**GOAL:**
Quote the listing below in full and exactly as written, but omit every picture.

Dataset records
◇ ◇ ◇ ◇ ◇

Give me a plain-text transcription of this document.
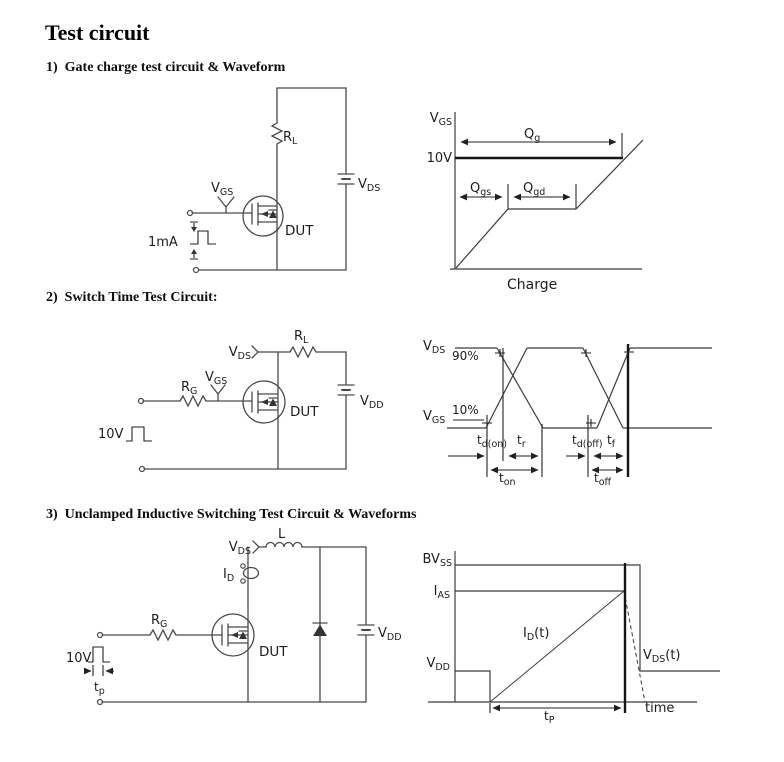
Test circuit
1)  Gate charge test circuit & Waveform
2)  Switch Time Test Circuit:
3)  Unclamped Inductive Switching Test Circuit & Waveforms
$R_L$
$V_{DS}$
$V_{GS}$
DUT
1mA
$V_{GS}$
10V
$Q_g$
$Q_{gs}$ $Q_{gd}$
Charge
$V_{DS}$
$R_L$
$V_{GS}$
$R_G$
DUT
$V_{DD}$
10V
$V_{DS}$
$V_{GS}$
90%
10%
$t_{d(on)}$ $t_r$	$t_{d(off)}$ $t_f$
$t_{on}$	$t_{off}$
$V_{DS}$
L
$I_D$
$R_G$
DUT
$V_{DD}$
10V
$t_p$
$BV_{SS}$
$I_{AS}$
$V_{DD}$
$I_D(t)$
$V_{DS}(t)$
time
$t_P$
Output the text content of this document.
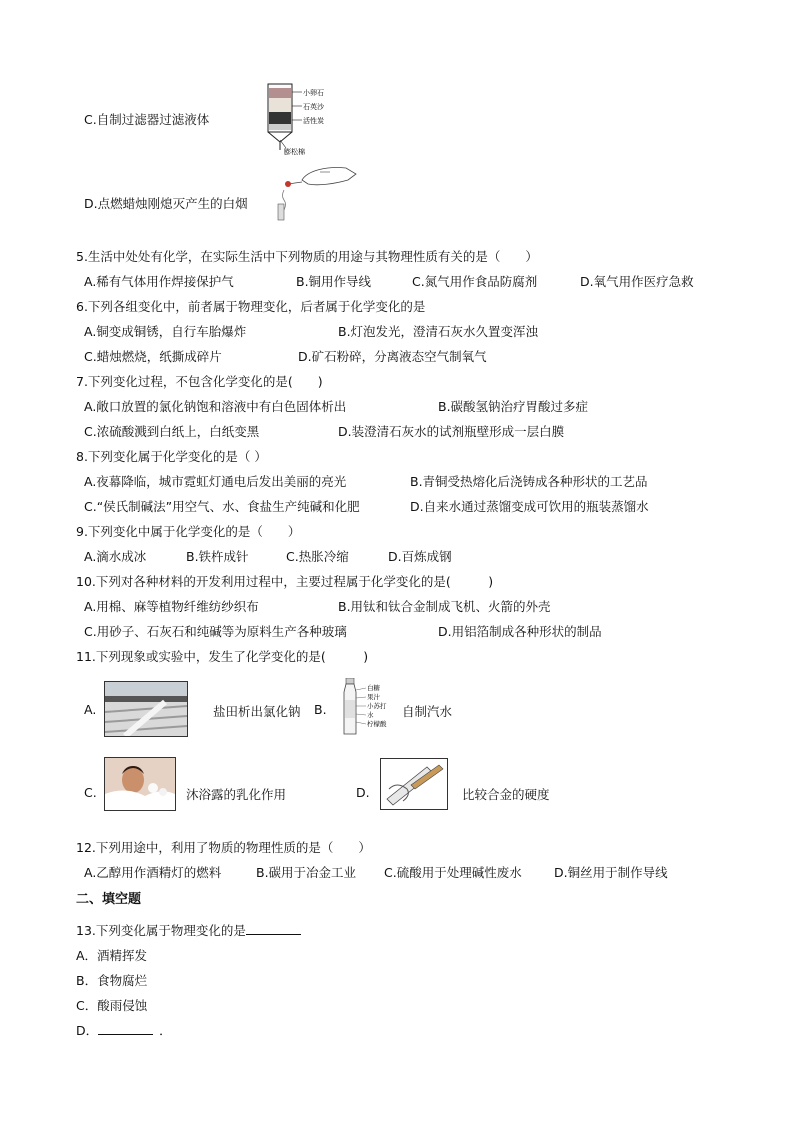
C.自制过滤器过滤液体
小卵石
石英沙
活性炭
膨松棉
D.点燃蜡烛刚熄灭产生的白烟
5.生活中处处有化学，在实际生活中下列物质的用途与其物理性质有关的是（　　）
A.稀有气体用作焊接保护气	B.铜用作导线	C.氮气用作食品防腐剂	D.氧气用作医疗急救
6.下列各组变化中，前者属于物理变化，后者属于化学变化的是
A.铜变成铜锈，自行车胎爆炸	B.灯泡发光，澄清石灰水久置变浑浊
C.蜡烛燃烧，纸撕成碎片	D.矿石粉碎，分离液态空气制氧气
7.下列变化过程，不包含化学变化的是(　　)
A.敞口放置的氯化钠饱和溶液中有白色固体析出	B.碳酸氢钠治疗胃酸过多症
C.浓硫酸溅到白纸上，白纸变黑	D.装澄清石灰水的试剂瓶壁形成一层白膜
8.下列变化属于化学变化的是（ ）
A.夜幕降临，城市霓虹灯通电后发出美丽的亮光	B.青铜受热熔化后浇铸成各种形状的工艺品
C.“侯氏制碱法”用空气、水、食盐生产纯碱和化肥	D.自来水通过蒸馏变成可饮用的瓶装蒸馏水
9.下列变化中属于化学变化的是（　　）
A.滴水成冰	B.铁杵成针	C.热胀冷缩	D.百炼成钢
10.下列对各种材料的开发利用过程中，主要过程属于化学变化的是(　　　)
A.用棉、麻等植物纤维纺纱织布	B.用钛和钛合金制成飞机、火箭的外壳
C.用砂子、石灰石和纯碱等为原料生产各种玻璃	D.用铝箔制成各种形状的制品
11.下列现象或实验中，发生了化学变化的是(　　　)
A.	盐田析出氯化钠 B.
白糖
果汁
小苏打
水
柠檬酸
自制汽水
C.	沐浴露的乳化作用	D.	比较合金的硬度
12.下列用途中，利用了物质的物理性质的是（　　）
A.乙醇用作酒精灯的燃料	B.碳用于冶金工业 C.硫酸用于处理碱性废水	D.铜丝用于制作导线
二、填空题
13.下列变化属于物理变化的是
A．酒精挥发
B．食物腐烂
C．酸雨侵蚀
D．	．
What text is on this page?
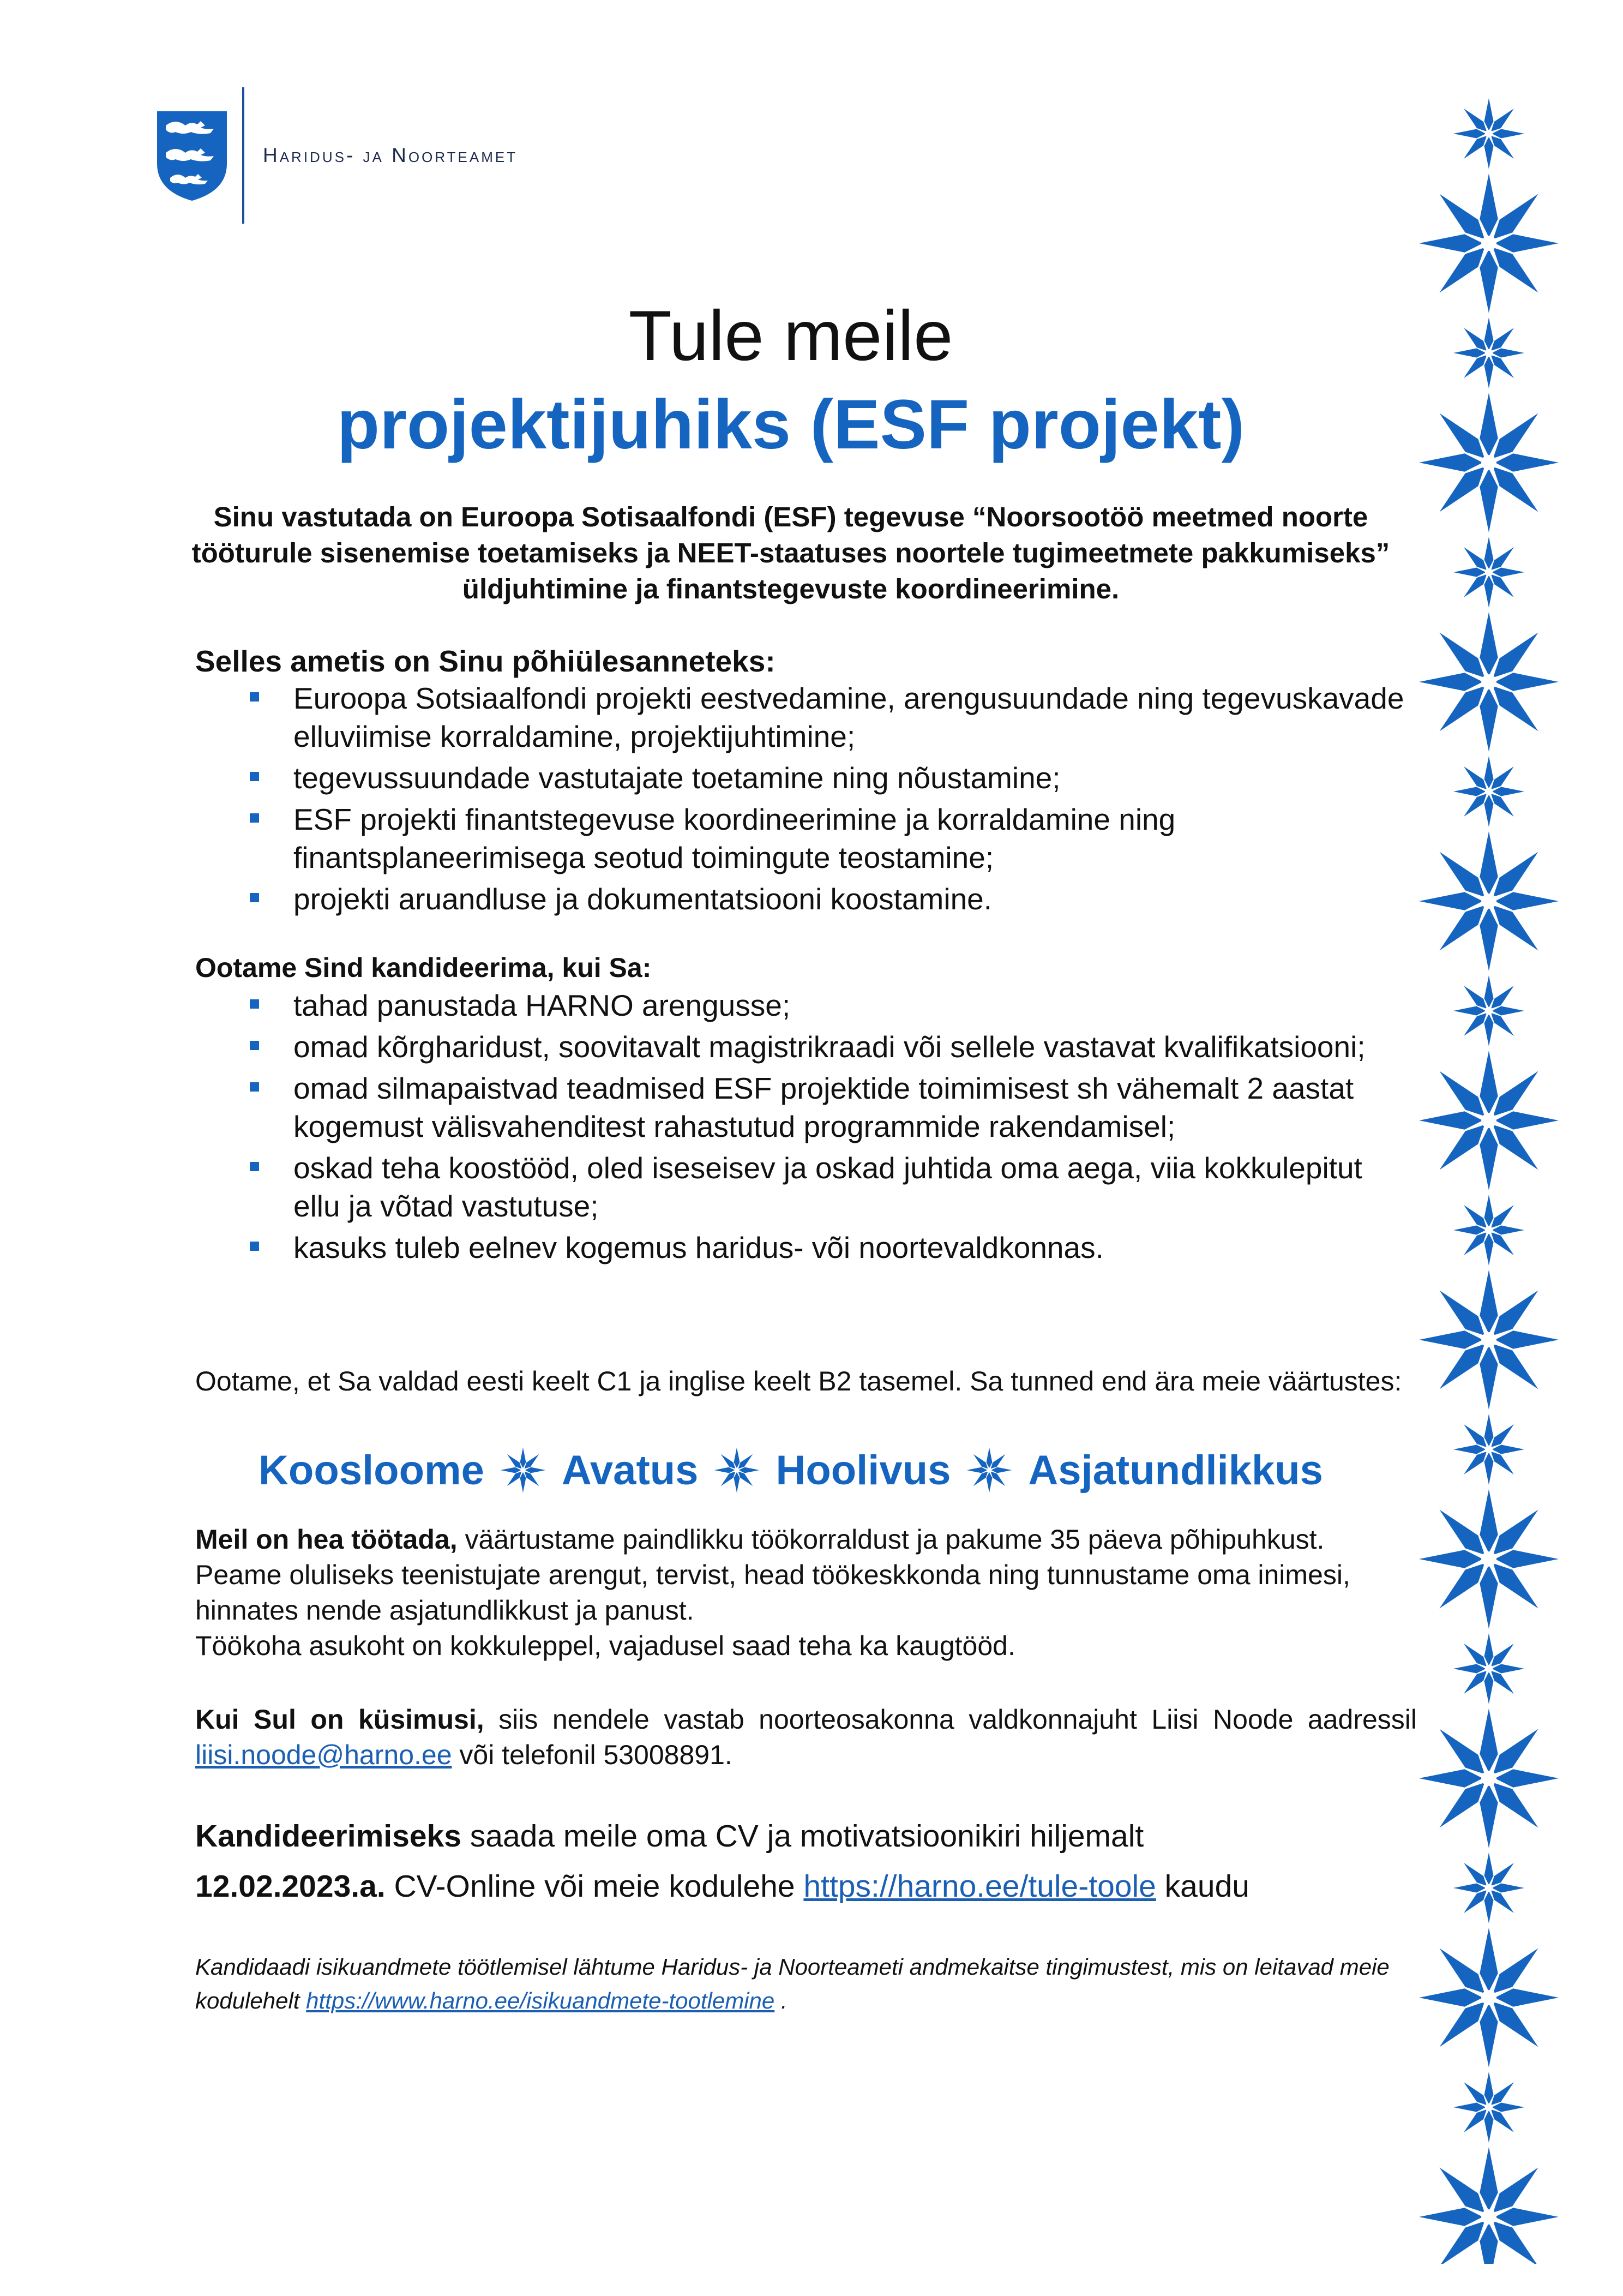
Haridus- ja Noorteamet
Tule meile
projektijuhiks (ESF projekt)
Sinu vastutada on Euroopa Sotisaalfondi (ESF) tegevuse “Noorsootöö meetmed noorte tööturule sisenemise toetamiseks ja NEET-staatuses noortele tugimeetmete pakkumiseks” üldjuhtimine ja finantstegevuste koordineerimine.
Selles ametis on Sinu põhiülesanneteks:
Euroopa Sotsiaalfondi projekti eestvedamine, arengusuundade ning tegevuskavade elluviimise korraldamine, projektijuhtimine;
tegevussuundade vastutajate toetamine ning nõustamine;
ESF projekti finantstegevuse koordineerimine ja korraldamine ning finantsplaneerimisega seotud toimingute teostamine;
projekti aruandluse ja dokumentatsiooni koostamine.
Ootame Sind kandideerima, kui Sa:
tahad panustada HARNO arengusse;
omad kõrgharidust, soovitavalt magistrikraadi või sellele vastavat kvalifikatsiooni;
omad silmapaistvad teadmised ESF projektide toimimisest sh vähemalt 2 aastat kogemust välisvahenditest rahastutud programmide rakendamisel;
oskad teha koostööd, oled iseseisev ja oskad juhtida oma aega, viia kokkulepitut ellu ja võtad vastutuse;
kasuks tuleb eelnev kogemus haridus- või noortevaldkonnas.
Ootame, et Sa valdad eesti keelt C1 ja inglise keelt B2 tasemel. Sa tunned end ära meie väärtustes:
Koosloome Avatus Hoolivus Asjatundlikkus
Meil on hea töötada, väärtustame paindlikku töökorraldust ja pakume 35 päeva põhipuhkust. Peame oluliseks teenistujate arengut, tervist, head töökeskkonda ning tunnustame oma inimesi, hinnates nende asjatundlikkust ja panust.
Töökoha asukoht on kokkuleppel, vajadusel saad teha ka kaugtööd.
Kui Sul on küsimusi, siis nendele vastab noorteosakonna valdkonnajuht Liisi Noode aadressil liisi.noode@harno.ee või telefonil 53008891.
Kandideerimiseks saada meile oma CV ja motivatsioonikiri hiljemalt
12.02.2023.a. CV-Online või meie kodulehe https://harno.ee/tule-toole kaudu
Kandidaadi isikuandmete töötlemisel lähtume Haridus- ja Noorteameti andmekaitse tingimustest, mis on leitavad meie kodulehelt https://www.harno.ee/isikuandmete-tootlemine .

◇ ◇ ◇ ◇ ◇

**RESPONSE BELOW:**
Give me a plain-text transcription of this document.
Test circuit
1)  Gate charge test circuit & Waveform
2)  Switch Time Test Circuit:
3)  Unclamped Inductive Switching Test Circuit & Waveforms
$R_L$
$V_{DS}$
$V_{GS}$
DUT
1mA
$V_{GS}$
10V
$Q_g$
$Q_{gs}$ $Q_{gd}$
Charge
$V_{DS}$
$R_L$
$V_{GS}$
$R_G$
DUT
$V_{DD}$
10V
$V_{DS}$
$V_{GS}$
90%
10%
$t_{d(on)}$ $t_r$	$t_{d(off)}$ $t_f$
$t_{on}$	$t_{off}$
$V_{DS}$
L
$I_D$
$R_G$
DUT
$V_{DD}$
10V
$t_p$
$BV_{SS}$
$I_{AS}$
$V_{DD}$
$I_D(t)$
$V_{DS}(t)$
time
$t_P$
Output the text content of this document.
C.自制过滤器过滤液体
小卵石
石英沙
活性炭
膨松棉
D.点燃蜡烛刚熄灭产生的白烟
5.生活中处处有化学，在实际生活中下列物质的用途与其物理性质有关的是（　　）
A.稀有气体用作焊接保护气	B.铜用作导线	C.氮气用作食品防腐剂	D.氧气用作医疗急救
6.下列各组变化中，前者属于物理变化，后者属于化学变化的是
A.铜变成铜锈，自行车胎爆炸	B.灯泡发光，澄清石灰水久置变浑浊
C.蜡烛燃烧，纸撕成碎片	D.矿石粉碎，分离液态空气制氧气
7.下列变化过程，不包含化学变化的是(　　)
A.敞口放置的氯化钠饱和溶液中有白色固体析出	B.碳酸氢钠治疗胃酸过多症
C.浓硫酸溅到白纸上，白纸变黑	D.装澄清石灰水的试剂瓶壁形成一层白膜
8.下列变化属于化学变化的是（ ）
A.夜幕降临，城市霓虹灯通电后发出美丽的亮光	B.青铜受热熔化后浇铸成各种形状的工艺品
C.“侯氏制碱法”用空气、水、食盐生产纯碱和化肥	D.自来水通过蒸馏变成可饮用的瓶装蒸馏水
9.下列变化中属于化学变化的是（　　）
A.滴水成冰	B.铁杵成针	C.热胀冷缩	D.百炼成钢
10.下列对各种材料的开发利用过程中，主要过程属于化学变化的是(　　　)
A.用棉、麻等植物纤维纺纱织布	B.用钛和钛合金制成飞机、火箭的外壳
C.用砂子、石灰石和纯碱等为原料生产各种玻璃	D.用铝箔制成各种形状的制品
11.下列现象或实验中，发生了化学变化的是(　　　)
A.	盐田析出氯化钠 B.
白糖
果汁
小苏打
水
柠檬酸
自制汽水
C.	沐浴露的乳化作用	D.	比较合金的硬度
12.下列用途中，利用了物质的物理性质的是（　　）
A.乙醇用作酒精灯的燃料	B.碳用于冶金工业 C.硫酸用于处理碱性废水	D.铜丝用于制作导线
二、填空题
13.下列变化属于物理变化的是
A．酒精挥发
B．食物腐烂
C．酸雨侵蚀
D．	．
What text is on this page?
Haridus- ja Noorteamet
Tule meile
projektijuhiks (ESF projekt)
Sinu vastutada on Euroopa Sotisaalfondi (ESF) tegevuse “Noorsootöö meetmed noorte tööturule sisenemise toetamiseks ja NEET-staatuses noortele tugimeetmete pakkumiseks” üldjuhtimine ja finantstegevuste koordineerimine.
Selles ametis on Sinu põhiülesanneteks:
Euroopa Sotsiaalfondi projekti eestvedamine, arengusuundade ning tegevuskavade elluviimise korraldamine, projektijuhtimine;
tegevussuundade vastutajate toetamine ning nõustamine;
ESF projekti finantstegevuse koordineerimine ja korraldamine ning finantsplaneerimisega seotud toimingute teostamine;
projekti aruandluse ja dokumentatsiooni koostamine.
Ootame Sind kandideerima, kui Sa:
tahad panustada HARNO arengusse;
omad kõrgharidust, soovitavalt magistrikraadi või sellele vastavat kvalifikatsiooni;
omad silmapaistvad teadmised ESF projektide toimimisest sh vähemalt 2 aastat kogemust välisvahenditest rahastutud programmide rakendamisel;
oskad teha koostööd, oled iseseisev ja oskad juhtida oma aega, viia kokkulepitut ellu ja võtad vastutuse;
kasuks tuleb eelnev kogemus haridus- või noortevaldkonnas.
Ootame, et Sa valdad eesti keelt C1 ja inglise keelt B2 tasemel. Sa tunned end ära meie väärtustes:
Koosloome Avatus Hoolivus Asjatundlikkus
Meil on hea töötada, väärtustame paindlikku töökorraldust ja pakume 35 päeva põhipuhkust. Peame oluliseks teenistujate arengut, tervist, head töökeskkonda ning tunnustame oma inimesi, hinnates nende asjatundlikkust ja panust.
Töökoha asukoht on kokkuleppel, vajadusel saad teha ka kaugtööd.
Kui Sul on küsimusi, siis nendele vastab noorteosakonna valdkonnajuht Liisi Noode aadressil liisi.noode@harno.ee või telefonil 53008891.
Kandideerimiseks saada meile oma CV ja motivatsioonikiri hiljemalt
12.02.2023.a. CV-Online või meie kodulehe https://harno.ee/tule-toole kaudu
Kandidaadi isikuandmete töötlemisel lähtume Haridus- ja Noorteameti andmekaitse tingimustest, mis on leitavad meie kodulehelt https://www.harno.ee/isikuandmete-tootlemine .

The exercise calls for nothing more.